Reading passage:
start
Hiya, list.
Think i've found a rather nasty bug in the kernel, and I need some clues
as to where to look for the issue.
Stats:
Quad Xeon (PIII core) 700mhz machine (1mb cache on each)
4gb RAM
5x36gb SCSI disks - on a DAC1100 RAID controller
3 EEPro 100 cards
The box functions as a database server that runs at about 40% load on
each CPU, and about 1.5gb memory usage.
Kernel: 2.2.18pre11-va2.0smp (Although completely reproducible on stock
2.2.18)
If dmesg output from kernel - or any other info is required, i'd be more
than happy to provide it.
end
Provided records:
start
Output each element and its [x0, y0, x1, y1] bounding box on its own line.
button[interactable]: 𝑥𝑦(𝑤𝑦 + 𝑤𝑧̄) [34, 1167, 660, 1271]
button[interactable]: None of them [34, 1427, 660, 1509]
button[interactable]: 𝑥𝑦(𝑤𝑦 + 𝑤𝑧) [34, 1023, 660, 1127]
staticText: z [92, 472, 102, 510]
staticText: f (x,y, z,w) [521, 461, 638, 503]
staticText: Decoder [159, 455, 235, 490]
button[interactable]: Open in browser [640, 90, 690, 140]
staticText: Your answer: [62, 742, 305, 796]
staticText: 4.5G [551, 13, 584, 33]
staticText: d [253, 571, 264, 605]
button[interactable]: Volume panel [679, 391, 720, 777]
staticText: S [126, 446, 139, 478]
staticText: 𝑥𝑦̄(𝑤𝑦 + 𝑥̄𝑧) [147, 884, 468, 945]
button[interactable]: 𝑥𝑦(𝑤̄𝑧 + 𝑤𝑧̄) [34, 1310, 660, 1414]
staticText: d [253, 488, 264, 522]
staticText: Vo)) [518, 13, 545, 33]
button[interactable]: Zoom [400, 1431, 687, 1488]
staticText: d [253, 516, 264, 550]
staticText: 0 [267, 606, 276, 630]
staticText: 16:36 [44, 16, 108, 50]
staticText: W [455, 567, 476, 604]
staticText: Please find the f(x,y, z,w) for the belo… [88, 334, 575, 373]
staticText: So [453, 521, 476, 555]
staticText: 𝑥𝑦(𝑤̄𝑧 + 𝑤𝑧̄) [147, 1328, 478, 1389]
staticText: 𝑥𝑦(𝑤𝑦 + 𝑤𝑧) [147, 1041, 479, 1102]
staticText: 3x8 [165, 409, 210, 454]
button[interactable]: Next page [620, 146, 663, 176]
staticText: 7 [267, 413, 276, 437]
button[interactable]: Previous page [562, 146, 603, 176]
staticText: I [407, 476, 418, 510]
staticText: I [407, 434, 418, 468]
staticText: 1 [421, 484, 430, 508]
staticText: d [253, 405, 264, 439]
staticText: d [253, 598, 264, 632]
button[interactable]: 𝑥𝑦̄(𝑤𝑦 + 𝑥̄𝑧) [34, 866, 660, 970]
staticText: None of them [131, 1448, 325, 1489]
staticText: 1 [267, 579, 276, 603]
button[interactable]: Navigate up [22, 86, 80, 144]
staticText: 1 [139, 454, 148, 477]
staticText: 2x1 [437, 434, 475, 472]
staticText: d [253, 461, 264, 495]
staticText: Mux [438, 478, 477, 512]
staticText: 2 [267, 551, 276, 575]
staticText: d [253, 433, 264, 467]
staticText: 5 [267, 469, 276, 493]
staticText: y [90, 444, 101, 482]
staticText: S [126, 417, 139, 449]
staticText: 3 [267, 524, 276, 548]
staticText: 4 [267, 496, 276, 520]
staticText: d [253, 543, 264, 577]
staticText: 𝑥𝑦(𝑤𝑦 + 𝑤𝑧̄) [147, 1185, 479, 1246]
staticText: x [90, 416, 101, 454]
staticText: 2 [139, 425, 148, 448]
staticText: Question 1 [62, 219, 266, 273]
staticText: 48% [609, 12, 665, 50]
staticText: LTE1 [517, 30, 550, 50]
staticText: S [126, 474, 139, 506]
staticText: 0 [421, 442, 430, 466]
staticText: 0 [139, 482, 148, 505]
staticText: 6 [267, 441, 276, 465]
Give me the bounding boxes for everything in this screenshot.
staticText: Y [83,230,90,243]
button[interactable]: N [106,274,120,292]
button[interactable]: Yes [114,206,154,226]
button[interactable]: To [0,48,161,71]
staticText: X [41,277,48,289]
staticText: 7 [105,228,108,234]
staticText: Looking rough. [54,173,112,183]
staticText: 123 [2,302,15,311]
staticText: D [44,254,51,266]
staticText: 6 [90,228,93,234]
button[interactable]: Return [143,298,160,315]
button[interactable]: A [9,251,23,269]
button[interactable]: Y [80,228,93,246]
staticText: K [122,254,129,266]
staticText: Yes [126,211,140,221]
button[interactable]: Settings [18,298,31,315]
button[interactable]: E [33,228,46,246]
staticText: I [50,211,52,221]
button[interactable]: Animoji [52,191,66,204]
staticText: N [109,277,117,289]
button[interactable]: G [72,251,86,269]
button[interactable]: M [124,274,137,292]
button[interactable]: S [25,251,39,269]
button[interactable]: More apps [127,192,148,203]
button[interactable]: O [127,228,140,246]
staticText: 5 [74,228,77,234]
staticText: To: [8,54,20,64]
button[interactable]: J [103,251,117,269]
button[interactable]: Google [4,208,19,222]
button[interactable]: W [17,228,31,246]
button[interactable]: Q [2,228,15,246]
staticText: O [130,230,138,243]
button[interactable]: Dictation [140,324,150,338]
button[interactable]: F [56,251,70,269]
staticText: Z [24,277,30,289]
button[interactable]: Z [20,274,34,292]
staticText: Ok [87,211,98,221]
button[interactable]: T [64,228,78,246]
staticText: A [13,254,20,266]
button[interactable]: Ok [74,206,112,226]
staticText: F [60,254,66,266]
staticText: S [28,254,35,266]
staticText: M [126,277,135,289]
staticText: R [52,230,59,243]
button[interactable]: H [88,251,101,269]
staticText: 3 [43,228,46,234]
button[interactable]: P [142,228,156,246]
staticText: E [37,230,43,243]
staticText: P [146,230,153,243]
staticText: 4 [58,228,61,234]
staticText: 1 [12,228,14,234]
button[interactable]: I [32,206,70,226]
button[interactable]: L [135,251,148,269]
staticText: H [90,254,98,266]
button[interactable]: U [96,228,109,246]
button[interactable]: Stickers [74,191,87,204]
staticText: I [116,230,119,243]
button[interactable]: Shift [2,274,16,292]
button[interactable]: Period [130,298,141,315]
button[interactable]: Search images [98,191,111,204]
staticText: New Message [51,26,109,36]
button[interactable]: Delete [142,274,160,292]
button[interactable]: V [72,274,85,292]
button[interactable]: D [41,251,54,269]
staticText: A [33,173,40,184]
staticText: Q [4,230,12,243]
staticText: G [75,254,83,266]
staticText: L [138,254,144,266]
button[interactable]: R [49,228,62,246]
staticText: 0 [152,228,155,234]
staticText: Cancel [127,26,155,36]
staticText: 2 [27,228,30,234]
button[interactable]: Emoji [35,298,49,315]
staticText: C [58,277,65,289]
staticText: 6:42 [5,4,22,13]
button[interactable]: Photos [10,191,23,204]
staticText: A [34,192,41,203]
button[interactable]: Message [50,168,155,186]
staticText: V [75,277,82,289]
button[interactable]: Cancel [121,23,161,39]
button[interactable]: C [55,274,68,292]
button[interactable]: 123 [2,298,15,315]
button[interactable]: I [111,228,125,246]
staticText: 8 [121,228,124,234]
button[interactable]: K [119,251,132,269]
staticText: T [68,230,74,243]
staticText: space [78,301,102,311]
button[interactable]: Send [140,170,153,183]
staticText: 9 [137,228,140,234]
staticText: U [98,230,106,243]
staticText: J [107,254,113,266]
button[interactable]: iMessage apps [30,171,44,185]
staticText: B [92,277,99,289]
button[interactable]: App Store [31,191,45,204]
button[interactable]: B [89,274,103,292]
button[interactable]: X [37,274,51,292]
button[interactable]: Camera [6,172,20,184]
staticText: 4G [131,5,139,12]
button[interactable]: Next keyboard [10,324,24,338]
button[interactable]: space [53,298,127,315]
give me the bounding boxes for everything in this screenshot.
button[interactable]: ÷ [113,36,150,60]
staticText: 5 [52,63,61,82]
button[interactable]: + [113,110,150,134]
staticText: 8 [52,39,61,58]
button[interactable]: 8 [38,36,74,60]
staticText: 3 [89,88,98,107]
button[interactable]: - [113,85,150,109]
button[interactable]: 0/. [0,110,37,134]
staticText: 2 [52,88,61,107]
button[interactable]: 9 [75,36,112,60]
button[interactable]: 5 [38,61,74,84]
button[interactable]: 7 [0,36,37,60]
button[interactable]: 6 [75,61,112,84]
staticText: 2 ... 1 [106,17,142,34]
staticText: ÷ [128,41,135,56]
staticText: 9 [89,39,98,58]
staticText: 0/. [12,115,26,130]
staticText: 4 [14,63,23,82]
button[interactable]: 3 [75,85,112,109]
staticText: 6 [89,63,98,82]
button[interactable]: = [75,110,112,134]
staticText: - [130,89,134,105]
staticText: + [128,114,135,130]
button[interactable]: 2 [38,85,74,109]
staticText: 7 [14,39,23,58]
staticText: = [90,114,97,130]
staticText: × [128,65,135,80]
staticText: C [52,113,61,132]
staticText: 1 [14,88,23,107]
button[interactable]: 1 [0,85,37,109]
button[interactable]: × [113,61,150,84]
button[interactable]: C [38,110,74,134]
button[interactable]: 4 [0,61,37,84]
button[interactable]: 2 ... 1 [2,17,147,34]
end
What you need to do:
a) List every hardware component given under "Stats:" in the kernel bug post.
b) Shorten the paragraph of the kernel bug post that begins "The box functions as a database server", keeping its main facts.
c) Update everything from "Hiya, list." down to "cache on each)" in the kernel bug post so that "nasty" becomes "serious".

Answers for the exercise:
a)
- Quad Xeon (PIII core) 700mhz machine (1mb cache on each)
- 4gb RAM
- 5x36gb SCSI disks on a DAC1100 RAID controller
- 3 EEPro 100 cards

b) The box is a database server running at about 40% load per CPU and using about 1.5gb of memory.

c)
Hiya, list.
Think i've found a rather serious bug in the kernel, and I need some clues
as to where to look for the issue.
Stats:
Quad Xeon (PIII core) 700mhz machine (1mb cache on each)